• _TASK PROMPT_
Count every line in the data below where "which" occurs, then state that number and nothing more.

━━━━

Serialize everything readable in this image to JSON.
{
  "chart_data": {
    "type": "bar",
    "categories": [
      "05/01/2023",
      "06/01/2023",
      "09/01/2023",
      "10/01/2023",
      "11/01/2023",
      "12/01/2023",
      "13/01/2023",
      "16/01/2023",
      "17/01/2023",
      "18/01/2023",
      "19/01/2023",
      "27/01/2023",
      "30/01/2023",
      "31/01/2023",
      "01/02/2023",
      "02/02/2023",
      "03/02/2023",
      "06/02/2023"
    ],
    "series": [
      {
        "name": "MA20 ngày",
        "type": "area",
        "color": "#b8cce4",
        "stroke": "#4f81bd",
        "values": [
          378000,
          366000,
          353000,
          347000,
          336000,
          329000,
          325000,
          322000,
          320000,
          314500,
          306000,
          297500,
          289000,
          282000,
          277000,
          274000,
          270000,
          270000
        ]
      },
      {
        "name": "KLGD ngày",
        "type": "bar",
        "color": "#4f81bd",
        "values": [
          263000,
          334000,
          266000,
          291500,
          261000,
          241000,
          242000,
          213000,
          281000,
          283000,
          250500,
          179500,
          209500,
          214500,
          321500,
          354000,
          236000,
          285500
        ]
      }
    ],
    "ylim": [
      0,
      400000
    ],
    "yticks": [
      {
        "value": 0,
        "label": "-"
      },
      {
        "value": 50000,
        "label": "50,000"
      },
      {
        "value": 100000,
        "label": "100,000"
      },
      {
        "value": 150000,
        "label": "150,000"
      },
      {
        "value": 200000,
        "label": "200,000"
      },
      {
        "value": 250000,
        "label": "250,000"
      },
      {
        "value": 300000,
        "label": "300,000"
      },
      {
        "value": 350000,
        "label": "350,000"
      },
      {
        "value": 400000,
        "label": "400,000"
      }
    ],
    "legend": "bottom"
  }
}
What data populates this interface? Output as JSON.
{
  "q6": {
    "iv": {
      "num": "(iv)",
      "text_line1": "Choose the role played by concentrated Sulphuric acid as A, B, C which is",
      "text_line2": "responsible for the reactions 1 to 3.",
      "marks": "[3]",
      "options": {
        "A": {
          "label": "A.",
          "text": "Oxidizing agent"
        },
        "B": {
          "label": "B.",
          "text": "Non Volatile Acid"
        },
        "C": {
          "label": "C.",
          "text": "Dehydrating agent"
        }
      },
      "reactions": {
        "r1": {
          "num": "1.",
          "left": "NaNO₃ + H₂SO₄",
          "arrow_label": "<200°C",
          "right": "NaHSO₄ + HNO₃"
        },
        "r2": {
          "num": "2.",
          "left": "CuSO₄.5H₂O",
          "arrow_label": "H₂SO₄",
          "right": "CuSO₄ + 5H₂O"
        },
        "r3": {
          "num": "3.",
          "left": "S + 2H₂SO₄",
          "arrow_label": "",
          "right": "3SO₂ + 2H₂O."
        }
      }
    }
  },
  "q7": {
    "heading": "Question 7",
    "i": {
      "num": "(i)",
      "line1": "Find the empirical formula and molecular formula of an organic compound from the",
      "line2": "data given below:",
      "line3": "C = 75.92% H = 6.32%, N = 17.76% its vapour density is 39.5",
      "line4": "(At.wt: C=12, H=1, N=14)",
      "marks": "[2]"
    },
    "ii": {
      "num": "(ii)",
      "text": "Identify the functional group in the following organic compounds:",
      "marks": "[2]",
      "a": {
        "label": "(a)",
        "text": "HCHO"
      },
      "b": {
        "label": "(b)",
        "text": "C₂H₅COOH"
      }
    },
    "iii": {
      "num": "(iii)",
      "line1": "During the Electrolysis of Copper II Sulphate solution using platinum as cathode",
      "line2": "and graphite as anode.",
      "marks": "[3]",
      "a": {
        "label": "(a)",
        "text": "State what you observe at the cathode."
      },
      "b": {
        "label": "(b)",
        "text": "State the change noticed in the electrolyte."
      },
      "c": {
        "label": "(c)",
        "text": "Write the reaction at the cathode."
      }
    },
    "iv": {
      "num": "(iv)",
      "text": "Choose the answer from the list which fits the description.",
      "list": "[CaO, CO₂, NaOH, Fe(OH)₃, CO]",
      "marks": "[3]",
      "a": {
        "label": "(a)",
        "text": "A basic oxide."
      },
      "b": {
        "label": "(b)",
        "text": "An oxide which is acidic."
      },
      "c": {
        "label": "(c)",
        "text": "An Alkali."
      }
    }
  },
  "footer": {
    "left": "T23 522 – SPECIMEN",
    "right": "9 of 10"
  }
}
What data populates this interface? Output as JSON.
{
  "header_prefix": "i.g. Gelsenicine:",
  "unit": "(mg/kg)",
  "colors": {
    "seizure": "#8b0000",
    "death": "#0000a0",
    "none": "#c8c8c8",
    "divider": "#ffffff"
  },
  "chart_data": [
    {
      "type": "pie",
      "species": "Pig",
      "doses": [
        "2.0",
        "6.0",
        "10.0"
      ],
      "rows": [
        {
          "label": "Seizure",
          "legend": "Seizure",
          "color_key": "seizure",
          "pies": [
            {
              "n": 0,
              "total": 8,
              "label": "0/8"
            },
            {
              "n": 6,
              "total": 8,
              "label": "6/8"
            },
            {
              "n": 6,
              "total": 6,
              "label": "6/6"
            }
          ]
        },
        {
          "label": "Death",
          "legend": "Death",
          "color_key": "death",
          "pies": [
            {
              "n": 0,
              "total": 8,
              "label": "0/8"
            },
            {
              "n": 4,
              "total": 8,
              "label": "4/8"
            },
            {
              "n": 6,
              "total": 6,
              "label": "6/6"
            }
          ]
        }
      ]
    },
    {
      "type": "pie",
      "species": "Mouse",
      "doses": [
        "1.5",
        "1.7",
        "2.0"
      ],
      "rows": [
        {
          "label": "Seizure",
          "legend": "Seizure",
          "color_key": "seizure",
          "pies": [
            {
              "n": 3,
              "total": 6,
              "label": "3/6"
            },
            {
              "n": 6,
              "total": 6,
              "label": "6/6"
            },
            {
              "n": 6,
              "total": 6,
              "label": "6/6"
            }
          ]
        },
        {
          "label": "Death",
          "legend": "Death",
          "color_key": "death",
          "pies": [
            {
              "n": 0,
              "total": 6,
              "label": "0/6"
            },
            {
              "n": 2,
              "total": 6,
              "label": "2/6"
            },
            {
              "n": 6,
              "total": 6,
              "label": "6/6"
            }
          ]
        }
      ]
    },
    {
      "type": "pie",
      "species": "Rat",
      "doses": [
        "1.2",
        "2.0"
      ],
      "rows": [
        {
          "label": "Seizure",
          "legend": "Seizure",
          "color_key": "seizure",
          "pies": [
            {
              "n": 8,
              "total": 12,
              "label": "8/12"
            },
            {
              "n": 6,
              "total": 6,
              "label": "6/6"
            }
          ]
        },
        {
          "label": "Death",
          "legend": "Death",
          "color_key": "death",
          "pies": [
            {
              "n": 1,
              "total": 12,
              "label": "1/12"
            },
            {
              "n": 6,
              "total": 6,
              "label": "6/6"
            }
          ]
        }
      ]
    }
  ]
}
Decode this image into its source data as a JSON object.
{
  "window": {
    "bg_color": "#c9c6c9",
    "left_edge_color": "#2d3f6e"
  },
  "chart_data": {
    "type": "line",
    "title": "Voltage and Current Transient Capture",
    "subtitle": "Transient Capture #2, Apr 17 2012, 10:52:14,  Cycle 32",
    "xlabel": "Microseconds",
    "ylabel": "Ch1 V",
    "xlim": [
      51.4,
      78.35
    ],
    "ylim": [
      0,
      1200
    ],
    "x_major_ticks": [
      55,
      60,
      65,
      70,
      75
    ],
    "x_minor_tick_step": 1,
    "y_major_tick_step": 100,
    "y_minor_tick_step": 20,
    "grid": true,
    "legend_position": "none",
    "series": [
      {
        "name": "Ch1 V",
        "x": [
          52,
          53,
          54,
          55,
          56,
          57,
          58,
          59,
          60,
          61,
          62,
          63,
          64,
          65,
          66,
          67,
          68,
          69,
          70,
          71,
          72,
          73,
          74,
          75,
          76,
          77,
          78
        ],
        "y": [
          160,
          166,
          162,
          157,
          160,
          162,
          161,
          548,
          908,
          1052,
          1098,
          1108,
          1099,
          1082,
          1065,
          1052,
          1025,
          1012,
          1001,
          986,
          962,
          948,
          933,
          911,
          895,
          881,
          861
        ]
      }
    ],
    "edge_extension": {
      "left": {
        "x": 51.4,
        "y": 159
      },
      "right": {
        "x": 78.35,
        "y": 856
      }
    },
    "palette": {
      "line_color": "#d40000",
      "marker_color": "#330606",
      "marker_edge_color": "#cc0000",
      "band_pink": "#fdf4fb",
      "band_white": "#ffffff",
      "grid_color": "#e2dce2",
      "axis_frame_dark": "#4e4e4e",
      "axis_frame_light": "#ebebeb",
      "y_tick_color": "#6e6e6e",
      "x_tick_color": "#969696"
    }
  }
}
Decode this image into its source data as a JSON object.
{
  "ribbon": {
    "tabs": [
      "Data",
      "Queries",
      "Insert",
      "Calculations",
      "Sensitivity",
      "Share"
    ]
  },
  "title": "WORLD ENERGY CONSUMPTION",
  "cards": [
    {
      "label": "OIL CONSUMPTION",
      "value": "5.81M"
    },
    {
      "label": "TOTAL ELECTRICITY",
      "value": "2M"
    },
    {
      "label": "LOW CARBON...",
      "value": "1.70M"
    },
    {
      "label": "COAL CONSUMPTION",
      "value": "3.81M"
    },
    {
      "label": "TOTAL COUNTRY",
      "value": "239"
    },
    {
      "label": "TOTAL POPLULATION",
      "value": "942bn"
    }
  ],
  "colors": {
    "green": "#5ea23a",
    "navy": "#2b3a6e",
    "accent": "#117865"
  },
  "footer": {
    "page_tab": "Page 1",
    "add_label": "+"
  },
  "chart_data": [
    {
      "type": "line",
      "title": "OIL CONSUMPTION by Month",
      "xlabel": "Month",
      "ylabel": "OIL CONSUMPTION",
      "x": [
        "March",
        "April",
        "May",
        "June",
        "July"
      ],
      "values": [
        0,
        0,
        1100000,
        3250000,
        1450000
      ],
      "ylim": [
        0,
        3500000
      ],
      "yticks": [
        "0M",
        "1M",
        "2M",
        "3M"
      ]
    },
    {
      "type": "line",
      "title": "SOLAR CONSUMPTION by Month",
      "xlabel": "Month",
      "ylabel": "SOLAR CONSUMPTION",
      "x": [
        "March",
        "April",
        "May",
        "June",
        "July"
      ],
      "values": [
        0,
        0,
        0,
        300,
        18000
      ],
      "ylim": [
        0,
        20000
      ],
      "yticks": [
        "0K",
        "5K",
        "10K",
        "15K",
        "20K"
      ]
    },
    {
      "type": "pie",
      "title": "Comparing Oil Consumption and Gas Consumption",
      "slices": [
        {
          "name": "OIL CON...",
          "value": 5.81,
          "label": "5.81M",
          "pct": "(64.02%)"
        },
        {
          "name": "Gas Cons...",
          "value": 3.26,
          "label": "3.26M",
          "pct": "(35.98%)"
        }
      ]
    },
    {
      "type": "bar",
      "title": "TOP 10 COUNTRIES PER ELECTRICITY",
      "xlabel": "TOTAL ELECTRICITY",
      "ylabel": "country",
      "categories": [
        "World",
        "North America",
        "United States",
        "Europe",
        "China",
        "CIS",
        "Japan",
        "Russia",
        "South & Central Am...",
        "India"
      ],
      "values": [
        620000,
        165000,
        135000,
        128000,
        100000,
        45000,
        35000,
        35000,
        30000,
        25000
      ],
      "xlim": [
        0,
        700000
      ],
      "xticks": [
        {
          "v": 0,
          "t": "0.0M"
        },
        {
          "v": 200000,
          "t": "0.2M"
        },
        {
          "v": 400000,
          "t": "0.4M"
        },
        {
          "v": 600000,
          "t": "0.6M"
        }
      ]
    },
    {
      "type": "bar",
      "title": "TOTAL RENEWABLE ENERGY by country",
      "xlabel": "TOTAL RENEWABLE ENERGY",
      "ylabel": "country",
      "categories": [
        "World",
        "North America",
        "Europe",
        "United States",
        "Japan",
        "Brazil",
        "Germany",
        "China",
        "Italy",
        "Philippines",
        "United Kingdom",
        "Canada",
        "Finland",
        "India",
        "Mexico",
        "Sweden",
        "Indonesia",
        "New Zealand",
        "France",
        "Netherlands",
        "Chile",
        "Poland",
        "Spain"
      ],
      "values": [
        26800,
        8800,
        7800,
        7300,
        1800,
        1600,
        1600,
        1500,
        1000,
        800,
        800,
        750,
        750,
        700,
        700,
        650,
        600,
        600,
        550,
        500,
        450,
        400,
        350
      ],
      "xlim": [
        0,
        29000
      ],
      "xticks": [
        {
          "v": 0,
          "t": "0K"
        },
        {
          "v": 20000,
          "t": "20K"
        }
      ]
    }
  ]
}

━━━━

• _SOLUTION BELOW_
3